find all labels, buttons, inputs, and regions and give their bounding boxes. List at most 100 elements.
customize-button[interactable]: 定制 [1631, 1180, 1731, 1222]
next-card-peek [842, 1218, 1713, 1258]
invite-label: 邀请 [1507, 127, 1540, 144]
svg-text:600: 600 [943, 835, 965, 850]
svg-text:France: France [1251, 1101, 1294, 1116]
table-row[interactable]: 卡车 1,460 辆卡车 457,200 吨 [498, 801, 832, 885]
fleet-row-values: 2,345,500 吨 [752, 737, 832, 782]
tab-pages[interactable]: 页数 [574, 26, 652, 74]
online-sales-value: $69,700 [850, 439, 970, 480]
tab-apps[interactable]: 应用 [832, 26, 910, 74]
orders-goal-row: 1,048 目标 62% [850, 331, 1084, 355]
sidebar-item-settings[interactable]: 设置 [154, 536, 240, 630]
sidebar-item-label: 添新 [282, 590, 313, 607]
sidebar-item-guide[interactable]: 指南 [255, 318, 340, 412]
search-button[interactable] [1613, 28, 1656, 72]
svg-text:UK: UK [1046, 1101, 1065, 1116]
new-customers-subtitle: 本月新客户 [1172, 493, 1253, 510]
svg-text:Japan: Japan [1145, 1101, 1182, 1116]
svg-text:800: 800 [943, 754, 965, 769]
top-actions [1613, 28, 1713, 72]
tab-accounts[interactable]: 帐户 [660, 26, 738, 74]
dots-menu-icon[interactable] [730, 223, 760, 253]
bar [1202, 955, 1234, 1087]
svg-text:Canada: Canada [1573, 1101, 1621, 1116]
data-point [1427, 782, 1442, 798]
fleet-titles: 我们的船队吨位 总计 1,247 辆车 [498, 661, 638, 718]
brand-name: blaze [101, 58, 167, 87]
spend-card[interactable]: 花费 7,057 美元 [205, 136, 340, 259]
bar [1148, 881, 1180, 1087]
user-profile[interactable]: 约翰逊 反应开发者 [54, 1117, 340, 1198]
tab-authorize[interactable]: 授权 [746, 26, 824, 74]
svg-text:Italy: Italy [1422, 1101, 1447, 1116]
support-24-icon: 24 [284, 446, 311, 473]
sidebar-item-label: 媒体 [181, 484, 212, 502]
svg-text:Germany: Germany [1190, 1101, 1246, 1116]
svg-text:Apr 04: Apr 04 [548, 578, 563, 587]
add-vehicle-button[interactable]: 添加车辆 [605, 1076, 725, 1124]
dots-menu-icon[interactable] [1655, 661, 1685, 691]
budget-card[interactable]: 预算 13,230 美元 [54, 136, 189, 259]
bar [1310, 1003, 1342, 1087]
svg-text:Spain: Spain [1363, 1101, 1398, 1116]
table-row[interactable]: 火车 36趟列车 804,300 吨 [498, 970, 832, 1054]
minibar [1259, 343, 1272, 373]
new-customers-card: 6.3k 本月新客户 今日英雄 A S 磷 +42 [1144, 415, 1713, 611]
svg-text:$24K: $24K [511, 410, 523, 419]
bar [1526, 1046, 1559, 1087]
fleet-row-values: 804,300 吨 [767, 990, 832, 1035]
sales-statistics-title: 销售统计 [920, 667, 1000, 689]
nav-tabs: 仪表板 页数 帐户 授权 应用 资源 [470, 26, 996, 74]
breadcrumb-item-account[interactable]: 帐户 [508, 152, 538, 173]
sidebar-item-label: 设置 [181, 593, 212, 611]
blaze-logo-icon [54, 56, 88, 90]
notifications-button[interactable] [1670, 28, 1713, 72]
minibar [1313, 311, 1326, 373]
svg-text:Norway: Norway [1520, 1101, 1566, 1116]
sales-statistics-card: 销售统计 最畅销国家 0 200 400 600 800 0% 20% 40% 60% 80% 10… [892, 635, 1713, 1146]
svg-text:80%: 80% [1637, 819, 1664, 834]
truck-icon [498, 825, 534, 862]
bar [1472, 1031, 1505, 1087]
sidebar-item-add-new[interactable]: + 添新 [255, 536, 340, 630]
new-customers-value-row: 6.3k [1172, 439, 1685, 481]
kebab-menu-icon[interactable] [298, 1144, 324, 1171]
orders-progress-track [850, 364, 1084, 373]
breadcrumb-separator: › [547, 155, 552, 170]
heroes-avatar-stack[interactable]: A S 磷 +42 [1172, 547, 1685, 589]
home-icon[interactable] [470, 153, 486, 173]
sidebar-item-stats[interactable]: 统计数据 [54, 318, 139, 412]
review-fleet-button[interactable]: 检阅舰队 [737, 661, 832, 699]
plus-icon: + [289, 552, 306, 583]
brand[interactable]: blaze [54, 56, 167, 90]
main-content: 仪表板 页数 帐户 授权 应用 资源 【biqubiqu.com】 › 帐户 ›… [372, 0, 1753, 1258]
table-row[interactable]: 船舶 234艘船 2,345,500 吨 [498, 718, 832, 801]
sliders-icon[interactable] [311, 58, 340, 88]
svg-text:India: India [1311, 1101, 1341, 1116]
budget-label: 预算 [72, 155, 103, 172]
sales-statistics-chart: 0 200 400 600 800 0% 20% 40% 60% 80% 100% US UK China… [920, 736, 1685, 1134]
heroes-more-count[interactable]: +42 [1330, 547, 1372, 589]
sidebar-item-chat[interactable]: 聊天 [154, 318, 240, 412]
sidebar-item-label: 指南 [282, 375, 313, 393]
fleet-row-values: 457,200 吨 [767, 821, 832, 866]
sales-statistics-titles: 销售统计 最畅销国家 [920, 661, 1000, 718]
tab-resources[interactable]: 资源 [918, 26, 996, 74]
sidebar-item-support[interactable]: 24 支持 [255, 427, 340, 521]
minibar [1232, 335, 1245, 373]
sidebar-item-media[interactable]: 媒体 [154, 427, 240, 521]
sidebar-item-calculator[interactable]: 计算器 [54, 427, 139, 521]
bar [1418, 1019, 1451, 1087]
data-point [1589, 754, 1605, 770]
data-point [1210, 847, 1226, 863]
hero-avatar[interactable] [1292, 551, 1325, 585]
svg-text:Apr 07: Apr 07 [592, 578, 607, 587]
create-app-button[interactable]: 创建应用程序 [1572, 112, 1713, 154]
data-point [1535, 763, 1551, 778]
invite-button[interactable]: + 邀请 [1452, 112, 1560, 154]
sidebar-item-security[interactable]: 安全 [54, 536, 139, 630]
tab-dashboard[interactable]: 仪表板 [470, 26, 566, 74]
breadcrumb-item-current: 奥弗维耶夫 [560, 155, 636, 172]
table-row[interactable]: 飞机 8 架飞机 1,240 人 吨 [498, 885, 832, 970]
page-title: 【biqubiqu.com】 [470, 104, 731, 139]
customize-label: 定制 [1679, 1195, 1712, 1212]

------------------------------------------------------------------------

TASK PROMPT:
Rewrite the records from the first line up to and including the line with "svg-text:France: France [1251, 1101, 1294, 1116]", putting "invite-text" in place of "invite-label" and leaving all else the same.

RESPONSE TO THE EXERCISE:
find all labels, buttons, inputs, and regions and give their bounding boxes. List at most 100 elements.
customize-button[interactable]: 定制 [1631, 1180, 1731, 1222]
next-card-peek [842, 1218, 1713, 1258]
invite-text: 邀请 [1507, 127, 1540, 144]
svg-text:600: 600 [943, 835, 965, 850]
svg-text:France: France [1251, 1101, 1294, 1116]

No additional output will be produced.